### [WHAT THE TASK REQUIRES]
Among these entries, how many lines contain "name"? Say the number and nothing else.

### [EXTRACTED MATERIAL]

[Start of section]

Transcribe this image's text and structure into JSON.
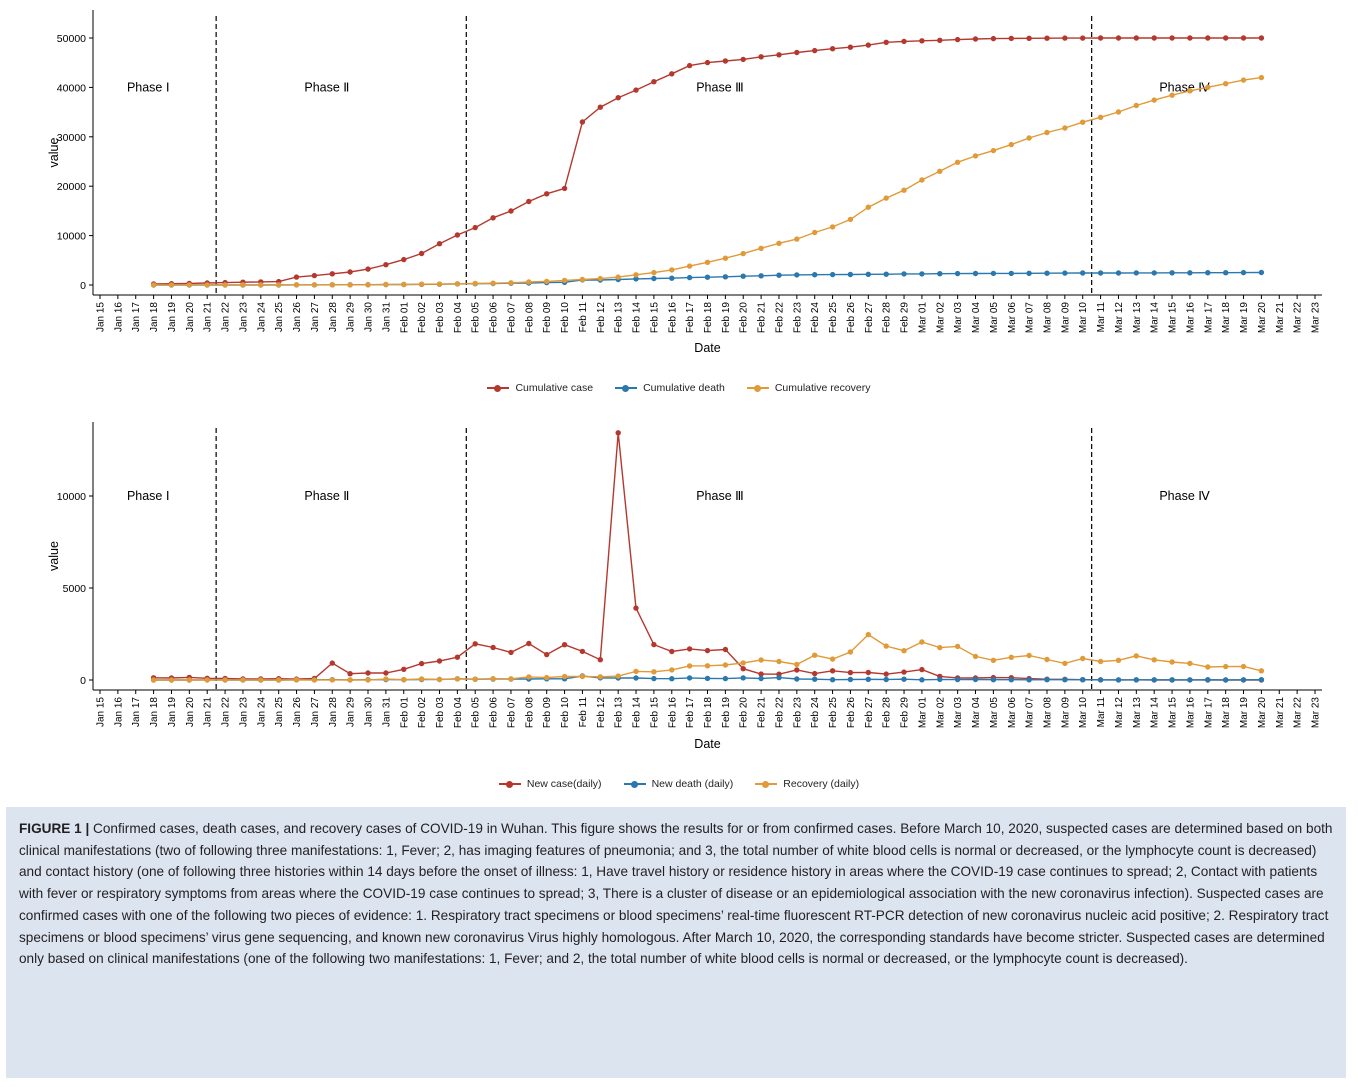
{
  "colors": {
    "red": "#b5382f",
    "blue": "#2a78ad",
    "orange": "#e09a38",
    "axis": "#000000"
  },
  "chart_data": [
    {
      "type": "line",
      "ylabel": "value",
      "xlabel": "Date",
      "ylim": [
        0,
        50000
      ],
      "yticks": [
        0,
        10000,
        20000,
        30000,
        40000,
        50000
      ],
      "grid": false,
      "legend_position": "bottom",
      "x_ticks": [
        "Jan 15",
        "Jan 16",
        "Jan 17",
        "Jan 18",
        "Jan 19",
        "Jan 20",
        "Jan 21",
        "Jan 22",
        "Jan 23",
        "Jan 24",
        "Jan 25",
        "Jan 26",
        "Jan 27",
        "Jan 28",
        "Jan 29",
        "Jan 30",
        "Jan 31",
        "Feb 01",
        "Feb 02",
        "Feb 03",
        "Feb 04",
        "Feb 05",
        "Feb 06",
        "Feb 07",
        "Feb 08",
        "Feb 09",
        "Feb 10",
        "Feb 11",
        "Feb 12",
        "Feb 13",
        "Feb 14",
        "Feb 15",
        "Feb 16",
        "Feb 17",
        "Feb 18",
        "Feb 19",
        "Feb 20",
        "Feb 21",
        "Feb 22",
        "Feb 23",
        "Feb 24",
        "Feb 25",
        "Feb 26",
        "Feb 27",
        "Feb 28",
        "Feb 29",
        "Mar 01",
        "Mar 02",
        "Mar 03",
        "Mar 04",
        "Mar 05",
        "Mar 06",
        "Mar 07",
        "Mar 08",
        "Mar 09",
        "Mar 10",
        "Mar 11",
        "Mar 12",
        "Mar 13",
        "Mar 14",
        "Mar 15",
        "Mar 16",
        "Mar 17",
        "Mar 18",
        "Mar 19",
        "Mar 20",
        "Mar 21",
        "Mar 22",
        "Mar 23"
      ],
      "phase_dividers": [
        "Jan 21",
        "Feb 04",
        "Mar 10"
      ],
      "phases": [
        {
          "label": "Phase Ⅰ",
          "x": "Jan 18",
          "y": 40000
        },
        {
          "label": "Phase Ⅱ",
          "x": "Jan 28",
          "y": 40000
        },
        {
          "label": "Phase Ⅲ",
          "x": "Feb 19",
          "y": 40000
        },
        {
          "label": "Phase Ⅳ",
          "x": "Mar 16",
          "y": 40000
        }
      ],
      "x_start": "Jan 18",
      "series": [
        {
          "name": "Cumulative case",
          "color_key": "red",
          "values": [
            198,
            258,
            320,
            410,
            495,
            572,
            618,
            698,
            1590,
            1905,
            2261,
            2639,
            3215,
            4109,
            5142,
            6384,
            8351,
            10117,
            11618,
            13603,
            14982,
            16902,
            18454,
            19558,
            32994,
            35991,
            37914,
            39462,
            41152,
            42752,
            44412,
            45027,
            45346,
            45660,
            46201,
            46607,
            47071,
            47441,
            47824,
            48137,
            48557,
            49122,
            49315,
            49426,
            49540,
            49671,
            49797,
            49871,
            49912,
            49948,
            49965,
            49978,
            49986,
            49991,
            49995,
            49999,
            50003,
            50004,
            50005,
            50005,
            50005,
            50006,
            50006
          ]
        },
        {
          "name": "Cumulative death",
          "color_key": "blue",
          "values": [
            3,
            3,
            4,
            7,
            7,
            9,
            9,
            10,
            15,
            24,
            40,
            45,
            63,
            85,
            104,
            129,
            159,
            224,
            265,
            313,
            362,
            414,
            478,
            545,
            1036,
            1016,
            1123,
            1233,
            1309,
            1381,
            1497,
            1585,
            1660,
            1774,
            1856,
            1987,
            2043,
            2085,
            2104,
            2132,
            2169,
            2195,
            2238,
            2251,
            2282,
            2305,
            2328,
            2343,
            2358,
            2370,
            2388,
            2404,
            2423,
            2430,
            2436,
            2446,
            2456,
            2469,
            2476,
            2490,
            2498,
            2508,
            2524
          ]
        },
        {
          "name": "Cumulative recovery",
          "color_key": "orange",
          "values": [
            25,
            25,
            25,
            25,
            28,
            31,
            32,
            32,
            42,
            43,
            47,
            48,
            50,
            97,
            113,
            166,
            186,
            246,
            297,
            369,
            436,
            604,
            735,
            926,
            1115,
            1289,
            1600,
            2070,
            2514,
            3062,
            3826,
            4599,
            5416,
            6348,
            7436,
            8443,
            9286,
            10632,
            11766,
            13289,
            15755,
            17599,
            19192,
            21257,
            23019,
            24847,
            26127,
            27199,
            28430,
            29760,
            30876,
            31780,
            32948,
            33954,
            35027,
            36339,
            37436,
            38413,
            39317,
            40023,
            40753,
            41487,
            41989
          ]
        }
      ]
    },
    {
      "type": "line",
      "ylabel": "value",
      "xlabel": "Date",
      "ylim": [
        0,
        14000
      ],
      "yticks": [
        0,
        5000,
        10000
      ],
      "grid": false,
      "legend_position": "bottom",
      "phase_dividers": [
        "Jan 21",
        "Feb 04",
        "Mar 10"
      ],
      "phases": [
        {
          "label": "Phase Ⅰ",
          "x": "Jan 18",
          "y": 10000
        },
        {
          "label": "Phase Ⅱ",
          "x": "Jan 28",
          "y": 10000
        },
        {
          "label": "Phase Ⅲ",
          "x": "Feb 19",
          "y": 10000
        },
        {
          "label": "Phase Ⅳ",
          "x": "Mar 16",
          "y": 10000
        }
      ],
      "x_start": "Jan 18",
      "series": [
        {
          "name": "New case(daily)",
          "color_key": "red",
          "values": [
            120,
            110,
            140,
            90,
            80,
            60,
            60,
            70,
            50,
            80,
            920,
            340,
            380,
            380,
            580,
            890,
            1030,
            1240,
            1967,
            1766,
            1501,
            1985,
            1379,
            1920,
            1552,
            1104,
            13436,
            3910,
            1923,
            1548,
            1690,
            1600,
            1660,
            615,
            319,
            314,
            542,
            348,
            499,
            401,
            409,
            319,
            427,
            565,
            196,
            114,
            111,
            131,
            126,
            74,
            41,
            36,
            17,
            13,
            8,
            6,
            0,
            2,
            4,
            2,
            1,
            0,
            1
          ]
        },
        {
          "name": "New death (daily)",
          "color_key": "blue",
          "values": [
            0,
            0,
            1,
            3,
            0,
            2,
            0,
            1,
            5,
            9,
            16,
            5,
            18,
            22,
            19,
            25,
            30,
            65,
            41,
            48,
            49,
            52,
            64,
            67,
            216,
            116,
            107,
            110,
            76,
            72,
            116,
            88,
            75,
            114,
            82,
            131,
            56,
            42,
            19,
            28,
            37,
            26,
            43,
            13,
            31,
            23,
            28,
            15,
            15,
            12,
            18,
            16,
            19,
            7,
            6,
            10,
            10,
            13,
            7,
            14,
            8,
            10,
            16
          ]
        },
        {
          "name": "Recovery (daily)",
          "color_key": "orange",
          "values": [
            0,
            0,
            0,
            0,
            3,
            3,
            1,
            0,
            10,
            1,
            4,
            1,
            2,
            47,
            16,
            53,
            20,
            60,
            51,
            72,
            67,
            168,
            131,
            191,
            189,
            174,
            211,
            470,
            444,
            548,
            764,
            773,
            817,
            932,
            1088,
            1007,
            843,
            1346,
            1134,
            1523,
            2466,
            1844,
            1593,
            2065,
            1762,
            1828,
            1280,
            1072,
            1231,
            1330,
            1116,
            904,
            1168,
            1006,
            1073,
            1312,
            1097,
            977,
            904,
            706,
            730,
            734,
            502
          ]
        }
      ]
    }
  ],
  "legend_top": [
    "Cumulative case",
    "Cumulative death",
    "Cumulative recovery"
  ],
  "legend_bottom": [
    "New case(daily)",
    "New death (daily)",
    "Recovery (daily)"
  ],
  "caption": {
    "label": "FIGURE 1 |",
    "text": " Confirmed cases, death cases, and recovery cases of COVID-19 in Wuhan. This figure shows the results for or from confirmed cases. Before March 10, 2020, suspected cases are determined based on both clinical manifestations (two of following three manifestations: 1, Fever; 2, has imaging features of pneumonia; and 3, the total number of white blood cells is normal or decreased, or the lymphocyte count is decreased) and contact history (one of following three histories within 14 days before the onset of illness: 1, Have travel history or residence history in areas where the COVID-19 case continues to spread; 2, Contact with patients with fever or respiratory symptoms from areas where the COVID-19 case continues to spread; 3, There is a cluster of disease or an epidemiological association with the new coronavirus infection). Suspected cases are confirmed cases with one of the following two pieces of evidence: 1. Respiratory tract specimens or blood specimens’ real-time fluorescent RT-PCR detection of new coronavirus nucleic acid positive; 2. Respiratory tract specimens or blood specimens’ virus gene sequencing, and known new coronavirus Virus highly homologous. After March 10, 2020, the corresponding standards have become stricter. Suspected cases are determined only based on clinical manifestations (one of the following two manifestations: 1, Fever; and 2, the total number of white blood cells is normal or decreased, or the lymphocyte count is decreased)."
  }
}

[End of section]

### [EXPECTED OUTPUT]
6